◆ Work to complete: Quote the listing lines word for word, covering the stretch from the line containing "point <box>640 424 651 435</box>" through the line containing "chart-title: Saturday December", with both of those lines included.

◆ Exercise materials:
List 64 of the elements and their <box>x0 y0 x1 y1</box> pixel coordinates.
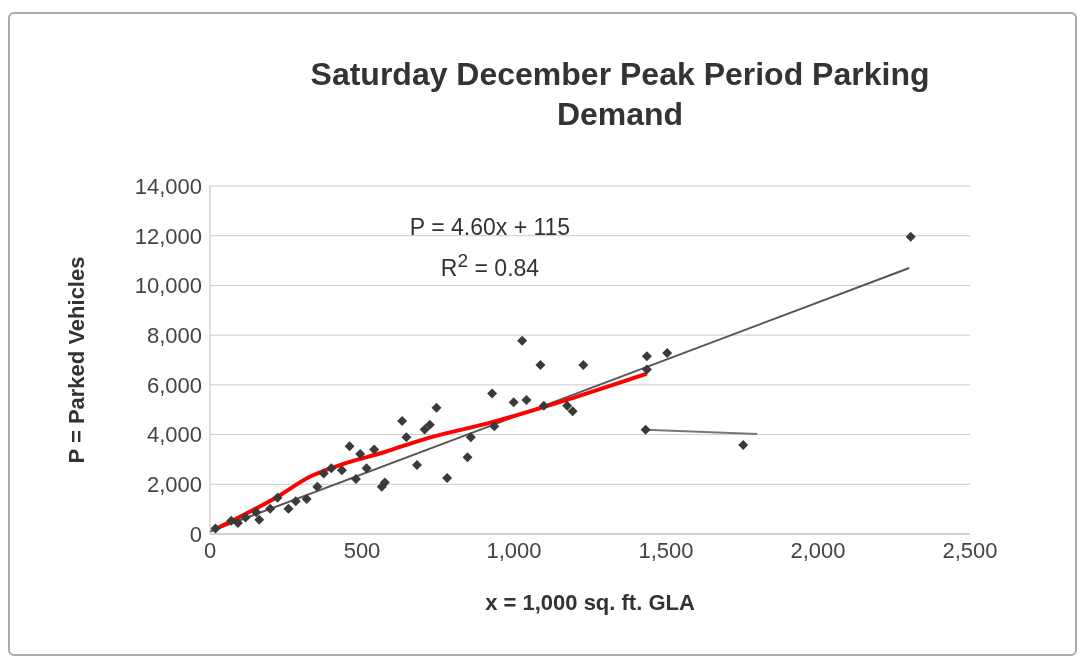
point <box>640 424 651 435</box>
point <box>318 468 329 479</box>
point <box>641 364 652 375</box>
point <box>254 514 265 525</box>
annotation: R$^{2}$ = 0.84 <box>439 250 541 282</box>
point <box>355 448 366 459</box>
y-tick-label: 6,000 <box>146 372 202 398</box>
point <box>465 432 476 443</box>
point <box>641 351 652 362</box>
point <box>232 518 243 529</box>
point <box>738 440 749 451</box>
point <box>517 335 528 346</box>
point <box>401 432 412 443</box>
point <box>312 481 323 492</box>
y-tick-label: 14,000 <box>134 173 202 199</box>
point <box>397 415 408 426</box>
point <box>508 397 519 408</box>
point <box>350 474 361 485</box>
point <box>272 492 283 503</box>
point <box>431 402 442 413</box>
point <box>538 400 549 411</box>
point <box>210 523 221 534</box>
point <box>301 493 312 504</box>
point <box>379 477 390 488</box>
chart-title: Saturday December Peak Period Parking Demand <box>309 55 931 134</box>
y-tick-label: 2,000 <box>146 472 202 498</box>
x-tick-label: 2,000 <box>790 537 846 563</box>
point <box>442 473 453 484</box>
point <box>487 388 498 399</box>
point <box>251 507 262 518</box>
point <box>369 444 380 455</box>
y-tick-label: 4,000 <box>146 422 202 448</box>
y-tick-label: 0 <box>189 521 202 547</box>
point <box>265 503 276 514</box>
y-axis-title: P = Parked Vehicles <box>63 256 89 464</box>
point <box>344 441 355 452</box>
point <box>283 503 294 514</box>
point <box>336 465 347 476</box>
point <box>578 359 589 370</box>
point <box>326 463 337 474</box>
x-tick-label: 2,500 <box>942 537 998 563</box>
point <box>905 231 916 242</box>
annotation: P = 4.60x + 115 <box>408 214 572 241</box>
point <box>226 515 237 526</box>
point <box>240 512 251 523</box>
y-tick-label: 10,000 <box>134 273 202 299</box>
point <box>562 400 573 411</box>
point <box>489 421 500 432</box>
point <box>567 406 578 417</box>
y-tick-label: 8,000 <box>146 322 202 348</box>
x-tick-label: 500 <box>343 537 381 563</box>
point <box>521 395 532 406</box>
point <box>662 348 673 359</box>
point <box>290 496 301 507</box>
point <box>361 463 372 474</box>
point <box>462 452 473 463</box>
x-axis-title: x = 1,000 sq. ft. GLA <box>485 590 695 615</box>
x-tick-label: 1,500 <box>638 537 694 563</box>
point <box>535 359 546 370</box>
point <box>424 419 435 430</box>
x-tick-label: 1,000 <box>486 537 542 563</box>
y-tick-label: 12,000 <box>134 223 202 249</box>
point <box>412 459 423 470</box>
point <box>419 424 430 435</box>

◆ Output of the task:
point <box>640 424 651 435</box>
point <box>318 468 329 479</box>
point <box>641 364 652 375</box>
point <box>254 514 265 525</box>
annotation: R$^{2}$ = 0.84 <box>439 250 541 282</box>
point <box>355 448 366 459</box>
y-tick-label: 6,000 <box>146 372 202 398</box>
point <box>465 432 476 443</box>
point <box>641 351 652 362</box>
point <box>232 518 243 529</box>
point <box>738 440 749 451</box>
point <box>517 335 528 346</box>
point <box>401 432 412 443</box>
point <box>312 481 323 492</box>
y-tick-label: 14,000 <box>134 173 202 199</box>
point <box>397 415 408 426</box>
point <box>508 397 519 408</box>
point <box>350 474 361 485</box>
point <box>272 492 283 503</box>
point <box>431 402 442 413</box>
point <box>538 400 549 411</box>
point <box>210 523 221 534</box>
point <box>301 493 312 504</box>
point <box>379 477 390 488</box>
chart-title: Saturday December Peak Period Parking Demand <box>309 55 931 134</box>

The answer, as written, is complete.